All of the material below is to be repeated exactly.

Saved data entries
- - -
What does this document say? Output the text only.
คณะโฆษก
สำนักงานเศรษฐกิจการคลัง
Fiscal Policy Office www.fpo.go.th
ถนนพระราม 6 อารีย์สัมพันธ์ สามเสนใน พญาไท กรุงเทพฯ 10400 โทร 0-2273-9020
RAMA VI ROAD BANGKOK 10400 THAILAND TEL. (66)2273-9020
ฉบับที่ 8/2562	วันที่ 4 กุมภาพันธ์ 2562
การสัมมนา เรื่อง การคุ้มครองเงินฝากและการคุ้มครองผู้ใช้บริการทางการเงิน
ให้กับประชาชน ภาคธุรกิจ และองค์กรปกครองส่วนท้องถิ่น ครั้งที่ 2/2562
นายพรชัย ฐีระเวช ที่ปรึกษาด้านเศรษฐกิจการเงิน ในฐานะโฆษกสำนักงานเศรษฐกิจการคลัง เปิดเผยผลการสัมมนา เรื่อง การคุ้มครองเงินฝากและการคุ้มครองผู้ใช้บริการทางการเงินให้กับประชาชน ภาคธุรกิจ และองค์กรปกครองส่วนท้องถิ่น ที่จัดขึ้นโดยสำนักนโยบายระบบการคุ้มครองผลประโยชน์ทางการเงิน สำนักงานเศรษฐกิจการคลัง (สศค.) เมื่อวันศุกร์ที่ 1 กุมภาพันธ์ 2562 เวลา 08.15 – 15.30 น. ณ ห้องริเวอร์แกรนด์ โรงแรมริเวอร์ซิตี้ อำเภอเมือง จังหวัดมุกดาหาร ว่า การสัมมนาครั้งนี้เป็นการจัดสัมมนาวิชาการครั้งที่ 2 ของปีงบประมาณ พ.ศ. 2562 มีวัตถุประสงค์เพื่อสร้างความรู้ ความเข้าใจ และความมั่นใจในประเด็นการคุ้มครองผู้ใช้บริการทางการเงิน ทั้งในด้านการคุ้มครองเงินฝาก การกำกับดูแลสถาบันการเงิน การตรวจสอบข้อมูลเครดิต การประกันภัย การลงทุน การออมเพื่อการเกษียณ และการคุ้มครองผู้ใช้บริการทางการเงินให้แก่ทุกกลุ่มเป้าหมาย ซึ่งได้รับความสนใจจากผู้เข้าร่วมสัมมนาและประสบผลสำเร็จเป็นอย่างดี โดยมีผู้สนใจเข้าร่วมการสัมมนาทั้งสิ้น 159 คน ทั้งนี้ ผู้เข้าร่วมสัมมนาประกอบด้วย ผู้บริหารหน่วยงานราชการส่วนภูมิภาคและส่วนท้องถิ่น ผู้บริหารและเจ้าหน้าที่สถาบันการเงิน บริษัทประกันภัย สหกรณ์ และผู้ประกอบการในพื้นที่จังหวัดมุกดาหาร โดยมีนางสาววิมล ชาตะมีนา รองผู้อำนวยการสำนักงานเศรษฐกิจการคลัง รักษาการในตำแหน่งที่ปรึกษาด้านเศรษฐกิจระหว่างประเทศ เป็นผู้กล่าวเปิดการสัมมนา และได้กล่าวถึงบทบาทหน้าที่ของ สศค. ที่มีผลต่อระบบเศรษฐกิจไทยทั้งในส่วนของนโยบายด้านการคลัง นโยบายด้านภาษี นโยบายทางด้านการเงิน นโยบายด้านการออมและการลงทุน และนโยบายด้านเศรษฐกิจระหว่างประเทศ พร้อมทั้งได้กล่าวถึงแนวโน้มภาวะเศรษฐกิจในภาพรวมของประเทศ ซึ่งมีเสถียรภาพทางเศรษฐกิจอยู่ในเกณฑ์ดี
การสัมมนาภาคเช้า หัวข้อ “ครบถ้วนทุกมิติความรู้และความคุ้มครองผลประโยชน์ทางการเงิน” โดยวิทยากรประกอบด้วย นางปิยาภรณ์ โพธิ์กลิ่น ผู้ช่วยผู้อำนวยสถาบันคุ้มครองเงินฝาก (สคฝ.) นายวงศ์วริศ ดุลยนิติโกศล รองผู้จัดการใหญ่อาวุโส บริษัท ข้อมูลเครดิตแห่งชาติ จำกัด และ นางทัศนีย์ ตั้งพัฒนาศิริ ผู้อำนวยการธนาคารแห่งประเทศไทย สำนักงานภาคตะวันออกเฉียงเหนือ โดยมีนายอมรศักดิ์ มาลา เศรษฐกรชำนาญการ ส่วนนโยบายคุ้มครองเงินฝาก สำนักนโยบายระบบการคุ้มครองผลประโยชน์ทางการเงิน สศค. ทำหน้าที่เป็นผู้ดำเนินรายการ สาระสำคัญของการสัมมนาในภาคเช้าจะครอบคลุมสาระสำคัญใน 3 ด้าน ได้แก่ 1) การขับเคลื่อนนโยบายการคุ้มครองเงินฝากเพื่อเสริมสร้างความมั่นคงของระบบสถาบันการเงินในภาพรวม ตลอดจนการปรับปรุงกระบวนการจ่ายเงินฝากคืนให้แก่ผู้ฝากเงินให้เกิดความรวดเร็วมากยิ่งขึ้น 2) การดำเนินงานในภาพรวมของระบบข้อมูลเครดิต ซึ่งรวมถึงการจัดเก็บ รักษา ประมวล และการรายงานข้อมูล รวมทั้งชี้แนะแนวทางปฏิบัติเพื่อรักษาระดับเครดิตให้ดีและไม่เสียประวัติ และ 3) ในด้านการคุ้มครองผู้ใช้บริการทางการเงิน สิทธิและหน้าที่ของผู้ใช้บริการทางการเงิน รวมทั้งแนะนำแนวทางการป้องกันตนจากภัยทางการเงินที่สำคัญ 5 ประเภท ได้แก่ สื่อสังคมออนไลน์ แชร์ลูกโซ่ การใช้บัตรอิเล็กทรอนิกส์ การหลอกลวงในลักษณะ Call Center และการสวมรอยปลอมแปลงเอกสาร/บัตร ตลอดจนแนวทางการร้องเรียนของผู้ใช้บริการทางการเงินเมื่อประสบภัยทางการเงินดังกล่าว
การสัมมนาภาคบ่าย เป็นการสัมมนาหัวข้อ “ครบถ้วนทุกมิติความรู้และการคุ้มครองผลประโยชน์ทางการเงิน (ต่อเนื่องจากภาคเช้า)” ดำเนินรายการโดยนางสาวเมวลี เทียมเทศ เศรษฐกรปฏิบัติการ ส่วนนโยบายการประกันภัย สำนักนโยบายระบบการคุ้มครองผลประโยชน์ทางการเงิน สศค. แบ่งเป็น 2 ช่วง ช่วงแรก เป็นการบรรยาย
- - -
Completed exercise:
What does this document say? Output the text only.
คณะโฆษก
สำนักงานเศรษฐกิจการคลัง
Fiscal Policy Office www.fpo.go.th
ถนนพระราม 6 อารีย์สัมพันธ์ สามเสนใน พญาไท กรุงเทพฯ 10400 โทร 0-2273-9020
RAMA VI ROAD BANGKOK 10400 THAILAND TEL. (66)2273-9020
ฉบับที่ 8/2562	วันที่ 4 กุมภาพันธ์ 2562
การสัมมนา เรื่อง การคุ้มครองเงินฝากและการคุ้มครองผู้ใช้บริการทางการเงิน
ให้กับประชาชน ภาคธุรกิจ และองค์กรปกครองส่วนท้องถิ่น ครั้งที่ 2/2562
นายพรชัย ฐีระเวช ที่ปรึกษาด้านเศรษฐกิจการเงิน ในฐานะโฆษกสำนักงานเศรษฐกิจการคลัง เปิดเผยผลการสัมมนา เรื่อง การคุ้มครองเงินฝากและการคุ้มครองผู้ใช้บริการทางการเงินให้กับประชาชน ภาคธุรกิจ และองค์กรปกครองส่วนท้องถิ่น ที่จัดขึ้นโดยสำนักนโยบายระบบการคุ้มครองผลประโยชน์ทางการเงิน สำนักงานเศรษฐกิจการคลัง (สศค.) เมื่อวันศุกร์ที่ 1 กุมภาพันธ์ 2562 เวลา 08.15 – 15.30 น. ณ ห้องริเวอร์แกรนด์ โรงแรมริเวอร์ซิตี้ อำเภอเมือง จังหวัดมุกดาหาร ว่า การสัมมนาครั้งนี้เป็นการจัดสัมมนาวิชาการครั้งที่ 2 ของปีงบประมาณ พ.ศ. 2562 มีวัตถุประสงค์เพื่อสร้างความรู้ ความเข้าใจ และความมั่นใจในประเด็นการคุ้มครองผู้ใช้บริการทางการเงิน ทั้งในด้านการคุ้มครองเงินฝาก การกำกับดูแลสถาบันการเงิน การตรวจสอบข้อมูลเครดิต การประกันภัย การลงทุน การออมเพื่อการเกษียณ และการคุ้มครองผู้ใช้บริการทางการเงินให้แก่ทุกกลุ่มเป้าหมาย ซึ่งได้รับความสนใจจากผู้เข้าร่วมสัมมนาและประสบผลสำเร็จเป็นอย่างดี โดยมีผู้สนใจเข้าร่วมการสัมมนาทั้งสิ้น 159 คน ทั้งนี้ ผู้เข้าร่วมสัมมนาประกอบด้วย ผู้บริหารหน่วยงานราชการส่วนภูมิภาคและส่วนท้องถิ่น ผู้บริหารและเจ้าหน้าที่สถาบันการเงิน บริษัทประกันภัย สหกรณ์ และผู้ประกอบการในพื้นที่จังหวัดมุกดาหาร โดยมีนางสาววิมล ชาตะมีนา รองผู้อำนวยการสำนักงานเศรษฐกิจการคลัง รักษาการในตำแหน่งที่ปรึกษาด้านเศรษฐกิจระหว่างประเทศ เป็นผู้กล่าวเปิดการสัมมนา และได้กล่าวถึงบทบาทหน้าที่ของ สศค. ที่มีผลต่อระบบเศรษฐกิจไทยทั้งในส่วนของนโยบายด้านการคลัง นโยบายด้านภาษี นโยบายทางด้านการเงิน นโยบายด้านการออมและการลงทุน และนโยบายด้านเศรษฐกิจระหว่างประเทศ พร้อมทั้งได้กล่าวถึงแนวโน้มภาวะเศรษฐกิจในภาพรวมของประเทศ ซึ่งมีเสถียรภาพทางเศรษฐกิจอยู่ในเกณฑ์ดี
การสัมมนาภาคเช้า หัวข้อ “ครบถ้วนทุกมิติความรู้และความคุ้มครองผลประโยชน์ทางการเงิน” โดยวิทยากรประกอบด้วย นางปิยาภรณ์ โพธิ์กลิ่น ผู้ช่วยผู้อำนวยสถาบันคุ้มครองเงินฝาก (สคฝ.) นายวงศ์วริศ ดุลยนิติโกศล รองผู้จัดการใหญ่อาวุโส บริษัท ข้อมูลเครดิตแห่งชาติ จำกัด และ นางทัศนีย์ ตั้งพัฒนาศิริ ผู้อำนวยการธนาคารแห่งประเทศไทย สำนักงานภาคตะวันออกเฉียงเหนือ โดยมีนายอมรศักดิ์ มาลา เศรษฐกรชำนาญการ ส่วนนโยบายคุ้มครองเงินฝาก สำนักนโยบายระบบการคุ้มครองผลประโยชน์ทางการเงิน สศค. ทำหน้าที่เป็นผู้ดำเนินรายการ สาระสำคัญของการสัมมนาในภาคเช้าจะครอบคลุมสาระสำคัญใน 3 ด้าน ได้แก่ 1) การขับเคลื่อนนโยบายการคุ้มครองเงินฝากเพื่อเสริมสร้างความมั่นคงของระบบสถาบันการเงินในภาพรวม ตลอดจนการปรับปรุงกระบวนการจ่ายเงินฝากคืนให้แก่ผู้ฝากเงินให้เกิดความรวดเร็วมากยิ่งขึ้น 2) การดำเนินงานในภาพรวมของระบบข้อมูลเครดิต ซึ่งรวมถึงการจัดเก็บ รักษา ประมวล และการรายงานข้อมูล รวมทั้งชี้แนะแนวทางปฏิบัติเพื่อรักษาระดับเครดิตให้ดีและไม่เสียประวัติ และ 3) ในด้านการคุ้มครองผู้ใช้บริการทางการเงิน สิทธิและหน้าที่ของผู้ใช้บริการทางการเงิน รวมทั้งแนะนำแนวทางการป้องกันตนจากภัยทางการเงินที่สำคัญ 5 ประเภท ได้แก่ สื่อสังคมออนไลน์ แชร์ลูกโซ่ การใช้บัตรอิเล็กทรอนิกส์ การหลอกลวงในลักษณะ Call Center และการสวมรอยปลอมแปลงเอกสาร/บัตร ตลอดจนแนวทางการร้องเรียนของผู้ใช้บริการทางการเงินเมื่อประสบภัยทางการเงินดังกล่าว
การสัมมนาภาคบ่าย เป็นการสัมมนาหัวข้อ “ครบถ้วนทุกมิติความรู้และการคุ้มครองผลประโยชน์ทางการเงิน (ต่อเนื่องจากภาคเช้า)” ดำเนินรายการโดยนางสาวเมวลี เทียมเทศ เศรษฐกรปฏิบัติการ ส่วนนโยบายการประกันภัย สำนักนโยบายระบบการคุ้มครองผลประโยชน์ทางการเงิน สศค. แบ่งเป็น 2 ช่วง ช่วงแรก เป็นการบรรยาย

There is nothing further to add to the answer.